--- start Data to use ---

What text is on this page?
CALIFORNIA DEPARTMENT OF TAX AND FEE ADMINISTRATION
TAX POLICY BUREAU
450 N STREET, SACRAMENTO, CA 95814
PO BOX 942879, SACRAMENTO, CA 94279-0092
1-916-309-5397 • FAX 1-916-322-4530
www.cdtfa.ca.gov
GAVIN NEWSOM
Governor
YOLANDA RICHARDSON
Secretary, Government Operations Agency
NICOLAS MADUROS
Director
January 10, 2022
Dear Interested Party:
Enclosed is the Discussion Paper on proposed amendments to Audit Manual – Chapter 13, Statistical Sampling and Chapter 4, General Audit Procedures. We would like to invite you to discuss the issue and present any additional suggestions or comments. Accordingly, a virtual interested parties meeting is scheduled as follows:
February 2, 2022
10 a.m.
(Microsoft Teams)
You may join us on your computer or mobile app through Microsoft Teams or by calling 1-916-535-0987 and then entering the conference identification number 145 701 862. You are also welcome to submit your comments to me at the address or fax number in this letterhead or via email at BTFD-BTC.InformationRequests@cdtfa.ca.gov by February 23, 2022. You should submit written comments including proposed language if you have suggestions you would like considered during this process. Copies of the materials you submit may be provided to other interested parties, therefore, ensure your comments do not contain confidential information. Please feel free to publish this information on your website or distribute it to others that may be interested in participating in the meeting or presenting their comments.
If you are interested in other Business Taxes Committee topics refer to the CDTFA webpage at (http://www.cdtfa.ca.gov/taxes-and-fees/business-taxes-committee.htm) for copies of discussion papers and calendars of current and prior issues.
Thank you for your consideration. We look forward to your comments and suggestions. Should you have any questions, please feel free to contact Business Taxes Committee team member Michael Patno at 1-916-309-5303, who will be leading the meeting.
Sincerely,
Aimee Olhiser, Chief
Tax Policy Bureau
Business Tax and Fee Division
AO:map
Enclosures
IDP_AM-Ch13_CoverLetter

--- end Data to use ---

● Task to carry out
Your task is to collect every line above that contains the word "Committee".

● Task answer
If you are interested in other Business Taxes Committee topics refer to the CDTFA webpage at (http://www.cdtfa.ca.gov/taxes-and-fees/business-taxes-committee.htm) for copies of discussion papers and calendars of current and prior issues.
Thank you for your consideration. We look forward to your comments and suggestions. Should you have any questions, please feel free to contact Business Taxes Committee team member Michael Patno at 1-916-309-5303, who will be leading the meeting.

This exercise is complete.